* **Task directions**: Repeat the records exactly. Every line must match.
━━━ Data records ━━━
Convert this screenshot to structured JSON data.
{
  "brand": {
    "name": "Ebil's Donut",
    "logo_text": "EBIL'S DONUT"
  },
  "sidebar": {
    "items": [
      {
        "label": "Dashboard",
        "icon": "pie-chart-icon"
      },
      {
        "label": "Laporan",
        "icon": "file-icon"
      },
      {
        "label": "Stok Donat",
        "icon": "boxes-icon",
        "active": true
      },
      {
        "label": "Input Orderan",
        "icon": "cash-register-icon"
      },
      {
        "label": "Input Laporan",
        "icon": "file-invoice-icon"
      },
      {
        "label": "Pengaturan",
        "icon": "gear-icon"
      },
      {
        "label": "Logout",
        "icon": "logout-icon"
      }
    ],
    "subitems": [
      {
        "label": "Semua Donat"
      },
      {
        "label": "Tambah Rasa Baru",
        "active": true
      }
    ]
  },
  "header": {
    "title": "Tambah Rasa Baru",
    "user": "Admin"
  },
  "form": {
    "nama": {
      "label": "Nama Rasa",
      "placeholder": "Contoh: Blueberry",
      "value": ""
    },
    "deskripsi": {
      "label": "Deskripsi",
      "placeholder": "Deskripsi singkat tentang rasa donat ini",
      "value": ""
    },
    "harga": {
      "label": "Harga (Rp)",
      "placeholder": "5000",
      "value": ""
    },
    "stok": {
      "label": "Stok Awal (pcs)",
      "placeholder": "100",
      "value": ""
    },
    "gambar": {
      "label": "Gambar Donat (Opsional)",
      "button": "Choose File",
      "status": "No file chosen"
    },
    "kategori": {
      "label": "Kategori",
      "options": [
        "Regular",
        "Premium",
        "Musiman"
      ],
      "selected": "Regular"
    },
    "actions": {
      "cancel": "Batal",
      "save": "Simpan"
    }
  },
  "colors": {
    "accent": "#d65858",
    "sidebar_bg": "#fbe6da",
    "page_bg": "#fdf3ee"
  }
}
━━━
* **Reply**:
Convert this screenshot to structured JSON data.
{
  "brand": {
    "name": "Ebil's Donut",
    "logo_text": "EBIL'S DONUT"
  },
  "sidebar": {
    "items": [
      {
        "label": "Dashboard",
        "icon": "pie-chart-icon"
      },
      {
        "label": "Laporan",
        "icon": "file-icon"
      },
      {
        "label": "Stok Donat",
        "icon": "boxes-icon",
        "active": true
      },
      {
        "label": "Input Orderan",
        "icon": "cash-register-icon"
      },
      {
        "label": "Input Laporan",
        "icon": "file-invoice-icon"
      },
      {
        "label": "Pengaturan",
        "icon": "gear-icon"
      },
      {
        "label": "Logout",
        "icon": "logout-icon"
      }
    ],
    "subitems": [
      {
        "label": "Semua Donat"
      },
      {
        "label": "Tambah Rasa Baru",
        "active": true
      }
    ]
  },
  "header": {
    "title": "Tambah Rasa Baru",
    "user": "Admin"
  },
  "form": {
    "nama": {
      "label": "Nama Rasa",
      "placeholder": "Contoh: Blueberry",
      "value": ""
    },
    "deskripsi": {
      "label": "Deskripsi",
      "placeholder": "Deskripsi singkat tentang rasa donat ini",
      "value": ""
    },
    "harga": {
      "label": "Harga (Rp)",
      "placeholder": "5000",
      "value": ""
    },
    "stok": {
      "label": "Stok Awal (pcs)",
      "placeholder": "100",
      "value": ""
    },
    "gambar": {
      "label": "Gambar Donat (Opsional)",
      "button": "Choose File",
      "status": "No file chosen"
    },
    "kategori": {
      "label": "Kategori",
      "options": [
        "Regular",
        "Premium",
        "Musiman"
      ],
      "selected": "Regular"
    },
    "actions": {
      "cancel": "Batal",
      "save": "Simpan"
    }
  },
  "colors": {
    "accent": "#d65858",
    "sidebar_bg": "#fbe6da",
    "page_bg": "#fdf3ee"
  }
}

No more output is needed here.